◆ What you need to do ◆
Can you pull out each line of the data below that includes the word "технических"?

◆ Data for this exercise ◆
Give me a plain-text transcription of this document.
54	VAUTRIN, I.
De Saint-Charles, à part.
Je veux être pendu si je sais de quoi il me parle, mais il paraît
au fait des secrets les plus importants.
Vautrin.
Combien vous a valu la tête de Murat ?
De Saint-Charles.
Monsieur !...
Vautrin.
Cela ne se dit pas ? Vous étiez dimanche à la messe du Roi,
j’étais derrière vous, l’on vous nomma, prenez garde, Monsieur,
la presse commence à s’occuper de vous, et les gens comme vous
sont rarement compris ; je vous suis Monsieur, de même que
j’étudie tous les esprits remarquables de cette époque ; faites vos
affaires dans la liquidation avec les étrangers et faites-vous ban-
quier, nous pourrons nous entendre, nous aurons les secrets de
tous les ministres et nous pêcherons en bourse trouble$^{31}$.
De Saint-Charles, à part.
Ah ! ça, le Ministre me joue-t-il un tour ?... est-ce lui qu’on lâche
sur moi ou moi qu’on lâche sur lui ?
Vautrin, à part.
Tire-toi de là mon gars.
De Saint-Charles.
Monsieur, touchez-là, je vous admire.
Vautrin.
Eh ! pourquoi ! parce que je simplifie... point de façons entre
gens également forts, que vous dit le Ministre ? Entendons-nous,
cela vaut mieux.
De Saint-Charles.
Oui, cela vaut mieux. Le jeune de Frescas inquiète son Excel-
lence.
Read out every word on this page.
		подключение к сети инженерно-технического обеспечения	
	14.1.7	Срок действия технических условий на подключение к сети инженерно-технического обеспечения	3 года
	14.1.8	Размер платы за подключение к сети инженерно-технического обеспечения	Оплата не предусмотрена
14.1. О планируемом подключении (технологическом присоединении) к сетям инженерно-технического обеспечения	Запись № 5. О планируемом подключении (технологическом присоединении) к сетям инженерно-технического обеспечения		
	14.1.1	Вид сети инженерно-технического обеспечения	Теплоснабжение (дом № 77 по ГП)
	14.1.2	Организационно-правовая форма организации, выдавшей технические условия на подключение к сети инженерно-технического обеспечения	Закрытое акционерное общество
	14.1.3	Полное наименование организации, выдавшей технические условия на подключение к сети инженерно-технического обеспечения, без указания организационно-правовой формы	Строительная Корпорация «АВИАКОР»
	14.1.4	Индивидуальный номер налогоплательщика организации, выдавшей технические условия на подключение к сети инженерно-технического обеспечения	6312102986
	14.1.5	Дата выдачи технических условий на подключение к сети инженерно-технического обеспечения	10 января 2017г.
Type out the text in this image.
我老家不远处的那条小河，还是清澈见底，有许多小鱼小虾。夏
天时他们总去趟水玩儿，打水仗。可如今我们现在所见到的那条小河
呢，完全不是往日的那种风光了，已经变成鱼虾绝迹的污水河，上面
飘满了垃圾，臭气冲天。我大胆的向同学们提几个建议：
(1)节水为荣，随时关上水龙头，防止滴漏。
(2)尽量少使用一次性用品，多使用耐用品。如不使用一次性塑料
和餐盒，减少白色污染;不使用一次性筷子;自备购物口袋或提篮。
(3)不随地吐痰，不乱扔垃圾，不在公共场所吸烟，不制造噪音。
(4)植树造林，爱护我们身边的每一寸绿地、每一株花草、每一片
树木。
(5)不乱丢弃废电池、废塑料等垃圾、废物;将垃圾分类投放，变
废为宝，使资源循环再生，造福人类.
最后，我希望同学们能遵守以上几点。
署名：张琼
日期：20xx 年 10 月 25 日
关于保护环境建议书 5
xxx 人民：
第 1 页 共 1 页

◆ Reply ◆
	14.1.7	Срок действия технических условий на подключение к сети инженерно-технического обеспечения	3 года
	14.1.5	Дата выдачи технических условий на подключение к сети инженерно-технического обеспечения	10 января 2017г.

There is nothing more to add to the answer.